>> START Exercise input

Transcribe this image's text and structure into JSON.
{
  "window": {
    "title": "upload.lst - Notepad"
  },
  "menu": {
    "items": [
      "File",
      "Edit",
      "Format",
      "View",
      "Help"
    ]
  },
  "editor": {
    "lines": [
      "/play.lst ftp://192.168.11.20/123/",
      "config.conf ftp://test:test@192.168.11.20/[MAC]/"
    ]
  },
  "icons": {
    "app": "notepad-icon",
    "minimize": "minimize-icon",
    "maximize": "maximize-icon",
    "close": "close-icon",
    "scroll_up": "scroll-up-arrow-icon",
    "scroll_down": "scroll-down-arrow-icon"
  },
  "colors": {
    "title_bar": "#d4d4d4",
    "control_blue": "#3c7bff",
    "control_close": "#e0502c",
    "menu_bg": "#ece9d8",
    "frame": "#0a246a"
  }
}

>> END Exercise input

- [Requirement]: Pull out each record as written and restate it exactly.

- [Finished task]:
Transcribe this image's text and structure into JSON.
{
  "window": {
    "title": "upload.lst - Notepad"
  },
  "menu": {
    "items": [
      "File",
      "Edit",
      "Format",
      "View",
      "Help"
    ]
  },
  "editor": {
    "lines": [
      "/play.lst ftp://192.168.11.20/123/",
      "config.conf ftp://test:test@192.168.11.20/[MAC]/"
    ]
  },
  "icons": {
    "app": "notepad-icon",
    "minimize": "minimize-icon",
    "maximize": "maximize-icon",
    "close": "close-icon",
    "scroll_up": "scroll-up-arrow-icon",
    "scroll_down": "scroll-down-arrow-icon"
  },
  "colors": {
    "title_bar": "#d4d4d4",
    "control_blue": "#3c7bff",
    "control_close": "#e0502c",
    "menu_bg": "#ece9d8",
    "frame": "#0a246a"
  }
}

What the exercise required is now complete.